◆ EXERCISE REQUIREMENTS ◆
Pick out each line of the records in which the word "offset" appears.
--- START OF DATASET CONTENT ---
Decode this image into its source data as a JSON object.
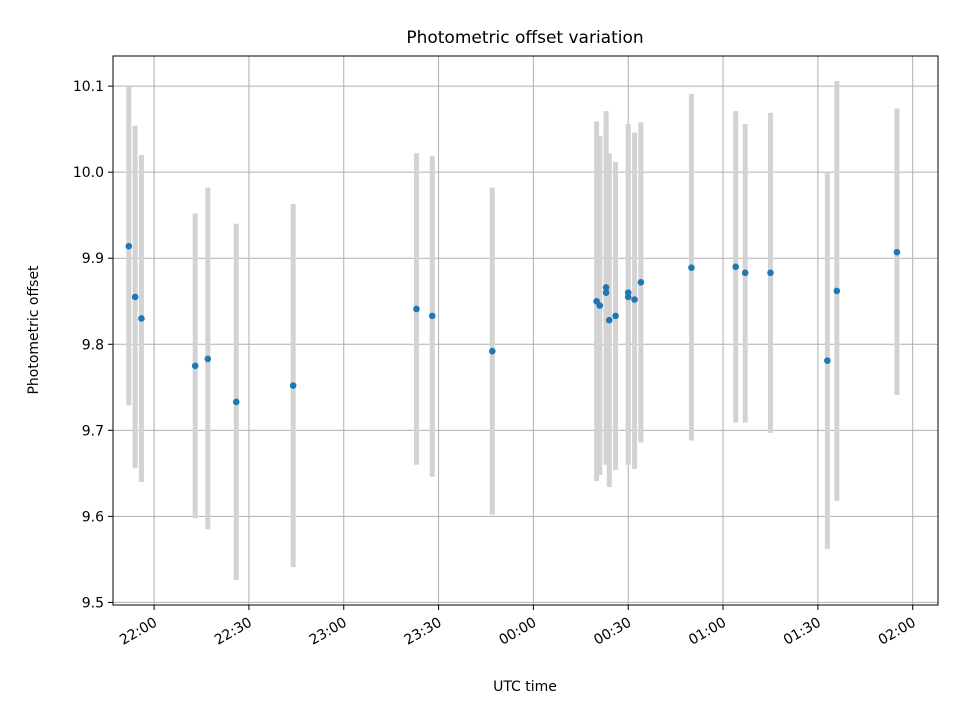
{
  "chart_data": {
    "type": "scatter",
    "title": "Photometric offset variation",
    "xlabel": "UTC time",
    "ylabel": "Photometric offset",
    "grid": true,
    "x_tick_labels": [
      "22:00",
      "22:30",
      "23:00",
      "23:30",
      "00:00",
      "00:30",
      "01:00",
      "01:30",
      "02:00"
    ],
    "x_ticks": [
      "22:00",
      "22:30",
      "23:00",
      "23:30",
      "00:00",
      "00:30",
      "01:00",
      "01:30",
      "02:00"
    ],
    "xlim": [
      "21:47",
      "02:08"
    ],
    "y_tick_labels": [
      "9.5",
      "9.6",
      "9.7",
      "9.8",
      "9.9",
      "10.0",
      "10.1"
    ],
    "y_ticks": [
      9.5,
      9.6,
      9.7,
      9.8,
      9.9,
      10.0,
      10.1
    ],
    "ylim": [
      9.497,
      10.135
    ],
    "colors": {
      "point": "#1f77b4",
      "errorbar": "#d3d3d3",
      "grid": "#b0b0b0"
    },
    "series": [
      {
        "points": [
          {
            "x": "21:52",
            "y": 9.914,
            "yerr_low": 9.729,
            "yerr_high": 10.1
          },
          {
            "x": "21:54",
            "y": 9.855,
            "yerr_low": 9.656,
            "yerr_high": 10.054
          },
          {
            "x": "21:56",
            "y": 9.83,
            "yerr_low": 9.64,
            "yerr_high": 10.02
          },
          {
            "x": "22:13",
            "y": 9.775,
            "yerr_low": 9.598,
            "yerr_high": 9.952
          },
          {
            "x": "22:17",
            "y": 9.783,
            "yerr_low": 9.585,
            "yerr_high": 9.982
          },
          {
            "x": "22:26",
            "y": 9.733,
            "yerr_low": 9.526,
            "yerr_high": 9.94
          },
          {
            "x": "22:44",
            "y": 9.752,
            "yerr_low": 9.541,
            "yerr_high": 9.963
          },
          {
            "x": "23:23",
            "y": 9.841,
            "yerr_low": 9.66,
            "yerr_high": 10.022
          },
          {
            "x": "23:28",
            "y": 9.833,
            "yerr_low": 9.646,
            "yerr_high": 10.019
          },
          {
            "x": "23:47",
            "y": 9.792,
            "yerr_low": 9.602,
            "yerr_high": 9.982
          },
          {
            "x": "00:20",
            "y": 9.85,
            "yerr_low": 9.641,
            "yerr_high": 10.059
          },
          {
            "x": "00:21",
            "y": 9.845,
            "yerr_low": 9.648,
            "yerr_high": 10.042
          },
          {
            "x": "00:23",
            "y": 9.866,
            "yerr_low": 9.662,
            "yerr_high": 10.071
          },
          {
            "x": "00:23",
            "y": 9.86,
            "yerr_low": 9.66,
            "yerr_high": 10.06
          },
          {
            "x": "00:24",
            "y": 9.828,
            "yerr_low": 9.634,
            "yerr_high": 10.022
          },
          {
            "x": "00:26",
            "y": 9.833,
            "yerr_low": 9.654,
            "yerr_high": 10.012
          },
          {
            "x": "00:30",
            "y": 9.855,
            "yerr_low": 9.66,
            "yerr_high": 10.041
          },
          {
            "x": "00:30",
            "y": 9.86,
            "yerr_low": 9.665,
            "yerr_high": 10.056
          },
          {
            "x": "00:32",
            "y": 9.852,
            "yerr_low": 9.655,
            "yerr_high": 10.046
          },
          {
            "x": "00:34",
            "y": 9.872,
            "yerr_low": 9.686,
            "yerr_high": 10.058
          },
          {
            "x": "00:50",
            "y": 9.889,
            "yerr_low": 9.688,
            "yerr_high": 10.091
          },
          {
            "x": "01:04",
            "y": 9.89,
            "yerr_low": 9.709,
            "yerr_high": 10.071
          },
          {
            "x": "01:07",
            "y": 9.883,
            "yerr_low": 9.709,
            "yerr_high": 10.056
          },
          {
            "x": "01:15",
            "y": 9.883,
            "yerr_low": 9.697,
            "yerr_high": 10.069
          },
          {
            "x": "01:33",
            "y": 9.781,
            "yerr_low": 9.562,
            "yerr_high": 10.0
          },
          {
            "x": "01:36",
            "y": 9.862,
            "yerr_low": 9.618,
            "yerr_high": 10.106
          },
          {
            "x": "01:55",
            "y": 9.907,
            "yerr_low": 9.741,
            "yerr_high": 10.074
          }
        ]
      }
    ]
  }
}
--- END OF DATASET CONTENT ---
◆ EXERCISE ANSWER ◆
    "title": "Photometric offset variation",
    "ylabel": "Photometric offset",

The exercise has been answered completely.